[Data records]
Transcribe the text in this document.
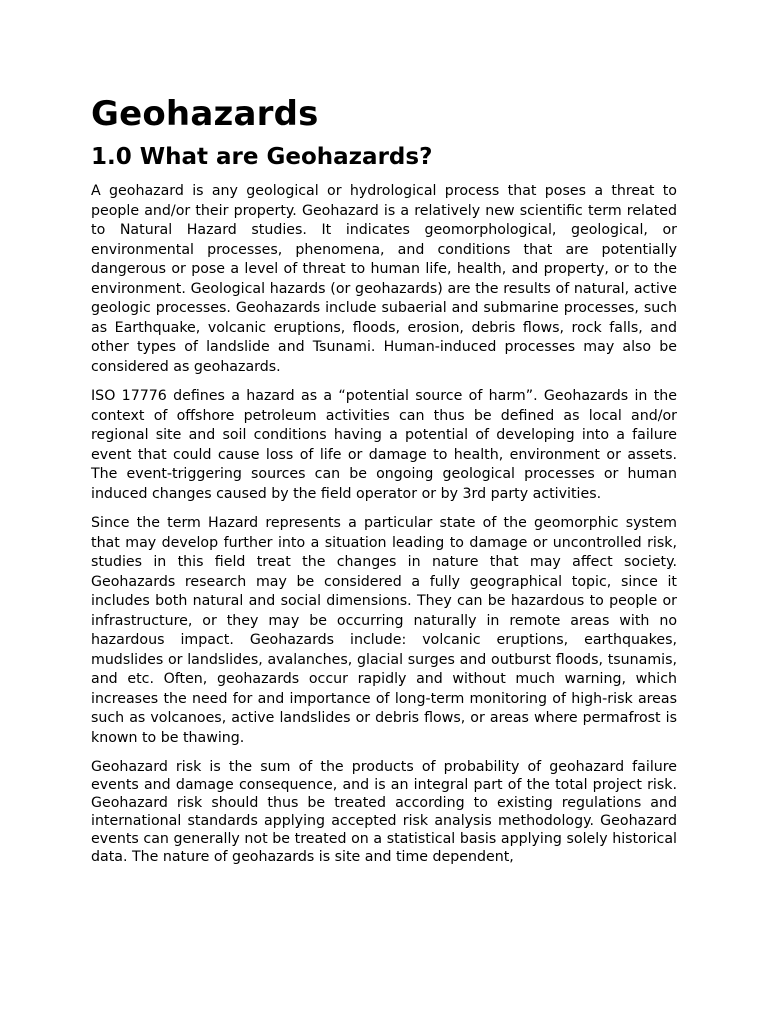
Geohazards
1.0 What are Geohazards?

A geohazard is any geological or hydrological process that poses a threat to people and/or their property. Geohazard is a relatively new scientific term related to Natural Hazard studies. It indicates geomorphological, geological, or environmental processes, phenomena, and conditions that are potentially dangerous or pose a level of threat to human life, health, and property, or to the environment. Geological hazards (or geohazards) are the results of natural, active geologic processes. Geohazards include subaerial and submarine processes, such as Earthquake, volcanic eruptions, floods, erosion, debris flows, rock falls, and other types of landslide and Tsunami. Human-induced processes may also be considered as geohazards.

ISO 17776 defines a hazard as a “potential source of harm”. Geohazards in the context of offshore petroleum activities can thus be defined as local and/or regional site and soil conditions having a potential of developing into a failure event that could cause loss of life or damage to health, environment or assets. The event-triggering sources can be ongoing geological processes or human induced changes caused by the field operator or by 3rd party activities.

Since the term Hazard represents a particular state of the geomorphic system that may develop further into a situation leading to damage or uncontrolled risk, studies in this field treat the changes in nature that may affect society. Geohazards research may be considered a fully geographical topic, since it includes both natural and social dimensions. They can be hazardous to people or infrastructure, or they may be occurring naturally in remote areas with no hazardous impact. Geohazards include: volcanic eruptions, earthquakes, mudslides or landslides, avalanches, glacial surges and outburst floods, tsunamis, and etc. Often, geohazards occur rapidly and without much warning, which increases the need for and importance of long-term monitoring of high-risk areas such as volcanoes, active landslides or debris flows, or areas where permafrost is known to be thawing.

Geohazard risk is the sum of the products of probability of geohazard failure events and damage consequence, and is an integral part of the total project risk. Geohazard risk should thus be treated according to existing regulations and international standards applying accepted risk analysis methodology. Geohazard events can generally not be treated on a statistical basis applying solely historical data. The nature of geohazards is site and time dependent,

...

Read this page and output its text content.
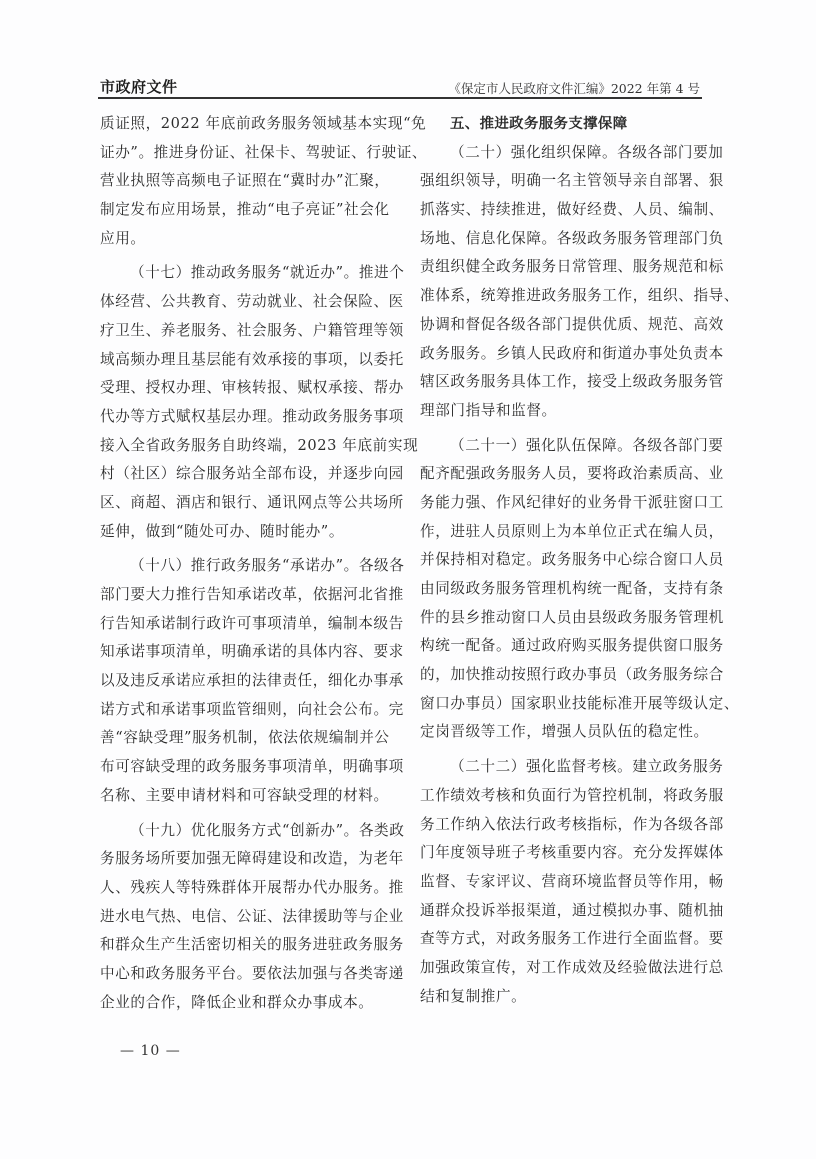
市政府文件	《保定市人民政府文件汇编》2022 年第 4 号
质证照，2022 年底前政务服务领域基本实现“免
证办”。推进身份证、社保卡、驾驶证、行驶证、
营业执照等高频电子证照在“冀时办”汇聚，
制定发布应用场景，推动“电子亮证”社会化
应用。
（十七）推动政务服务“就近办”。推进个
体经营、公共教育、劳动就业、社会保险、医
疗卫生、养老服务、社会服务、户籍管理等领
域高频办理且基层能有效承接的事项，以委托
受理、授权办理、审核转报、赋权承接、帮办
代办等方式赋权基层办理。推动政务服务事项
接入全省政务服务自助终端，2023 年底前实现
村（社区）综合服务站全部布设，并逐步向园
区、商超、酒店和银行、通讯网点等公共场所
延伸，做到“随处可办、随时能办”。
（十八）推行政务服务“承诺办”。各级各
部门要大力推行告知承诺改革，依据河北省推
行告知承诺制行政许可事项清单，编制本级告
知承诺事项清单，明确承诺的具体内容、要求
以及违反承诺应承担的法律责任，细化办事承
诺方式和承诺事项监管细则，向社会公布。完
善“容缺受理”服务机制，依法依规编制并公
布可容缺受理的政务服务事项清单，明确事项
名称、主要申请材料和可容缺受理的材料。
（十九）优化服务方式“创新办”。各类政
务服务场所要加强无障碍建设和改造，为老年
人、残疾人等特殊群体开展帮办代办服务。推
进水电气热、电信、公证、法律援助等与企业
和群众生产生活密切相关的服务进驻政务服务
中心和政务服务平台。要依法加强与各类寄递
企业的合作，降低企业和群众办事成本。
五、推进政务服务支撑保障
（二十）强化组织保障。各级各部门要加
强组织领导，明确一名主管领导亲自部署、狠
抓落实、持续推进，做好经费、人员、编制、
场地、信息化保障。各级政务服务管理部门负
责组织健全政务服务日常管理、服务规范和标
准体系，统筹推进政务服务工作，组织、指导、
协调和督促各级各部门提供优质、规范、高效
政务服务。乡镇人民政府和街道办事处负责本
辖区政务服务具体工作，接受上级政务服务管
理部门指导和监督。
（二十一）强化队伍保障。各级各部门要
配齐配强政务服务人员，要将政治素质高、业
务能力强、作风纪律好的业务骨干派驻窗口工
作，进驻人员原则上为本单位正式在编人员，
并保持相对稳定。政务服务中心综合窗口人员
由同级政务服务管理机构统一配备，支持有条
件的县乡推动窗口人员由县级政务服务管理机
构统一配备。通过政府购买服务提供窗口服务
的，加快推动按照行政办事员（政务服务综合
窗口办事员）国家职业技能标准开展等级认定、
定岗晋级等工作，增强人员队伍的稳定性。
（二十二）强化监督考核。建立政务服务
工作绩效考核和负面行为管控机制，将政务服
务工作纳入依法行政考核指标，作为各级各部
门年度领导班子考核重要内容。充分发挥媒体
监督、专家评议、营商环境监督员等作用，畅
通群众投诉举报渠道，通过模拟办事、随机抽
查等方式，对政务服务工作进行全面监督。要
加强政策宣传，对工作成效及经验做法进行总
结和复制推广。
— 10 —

---

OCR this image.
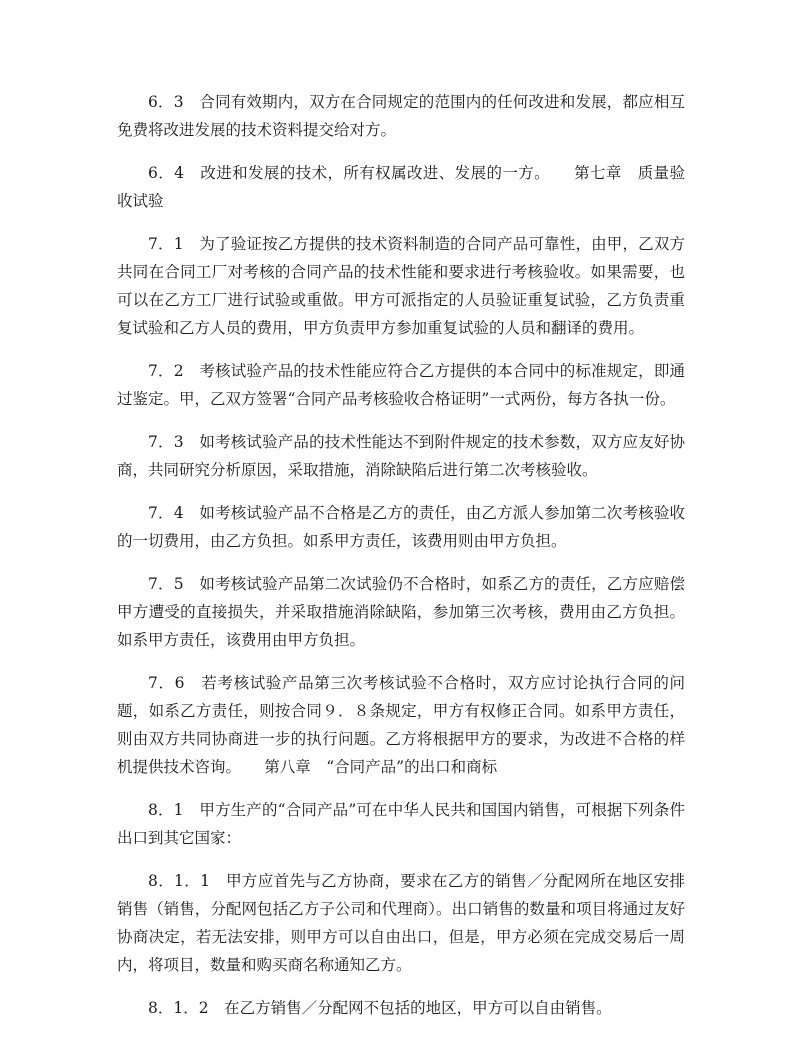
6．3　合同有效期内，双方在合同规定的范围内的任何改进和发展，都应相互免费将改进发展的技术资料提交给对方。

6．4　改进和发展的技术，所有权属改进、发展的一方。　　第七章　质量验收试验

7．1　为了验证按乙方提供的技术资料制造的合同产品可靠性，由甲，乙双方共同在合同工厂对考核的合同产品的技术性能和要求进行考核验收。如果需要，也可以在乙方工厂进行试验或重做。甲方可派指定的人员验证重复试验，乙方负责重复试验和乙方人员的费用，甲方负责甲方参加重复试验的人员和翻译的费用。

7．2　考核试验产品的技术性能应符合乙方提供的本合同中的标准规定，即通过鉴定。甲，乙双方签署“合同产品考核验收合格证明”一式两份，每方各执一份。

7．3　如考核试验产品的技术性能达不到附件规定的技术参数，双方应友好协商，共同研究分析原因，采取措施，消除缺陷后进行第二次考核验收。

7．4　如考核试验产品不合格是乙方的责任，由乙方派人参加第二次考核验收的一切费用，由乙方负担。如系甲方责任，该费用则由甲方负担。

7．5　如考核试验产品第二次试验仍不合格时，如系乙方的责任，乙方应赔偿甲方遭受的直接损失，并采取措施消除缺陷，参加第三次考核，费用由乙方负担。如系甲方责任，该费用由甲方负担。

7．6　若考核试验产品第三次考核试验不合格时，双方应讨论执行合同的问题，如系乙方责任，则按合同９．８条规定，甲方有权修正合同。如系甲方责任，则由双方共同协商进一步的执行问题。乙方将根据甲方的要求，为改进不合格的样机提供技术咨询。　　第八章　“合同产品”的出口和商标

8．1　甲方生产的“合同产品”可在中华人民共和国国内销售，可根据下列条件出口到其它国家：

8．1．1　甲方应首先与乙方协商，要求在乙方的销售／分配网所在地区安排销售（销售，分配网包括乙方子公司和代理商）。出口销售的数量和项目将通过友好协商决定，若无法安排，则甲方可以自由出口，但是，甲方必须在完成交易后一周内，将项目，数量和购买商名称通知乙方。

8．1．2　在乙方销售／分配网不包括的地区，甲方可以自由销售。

▶ Description of the task:
Out of the material above, select every line that holds the string "如系甲方责任".

▶ Result of this task:
7．4　如考核试验产品不合格是乙方的责任，由乙方派人参加第二次考核验收的一切费用，由乙方负担。如系甲方责任，该费用则由甲方负担。
7．5　如考核试验产品第二次试验仍不合格时，如系乙方的责任，乙方应赔偿甲方遭受的直接损失，并采取措施消除缺陷，参加第三次考核，费用由乙方负担。如系甲方责任，该费用由甲方负担。
7．6　若考核试验产品第三次考核试验不合格时，双方应讨论执行合同的问题，如系乙方责任，则按合同９．８条规定，甲方有权修正合同。如系甲方责任，则由双方共同协商进一步的执行问题。乙方将根据甲方的要求，为改进不合格的样机提供技术咨询。　　第八章　“合同产品”的出口和商标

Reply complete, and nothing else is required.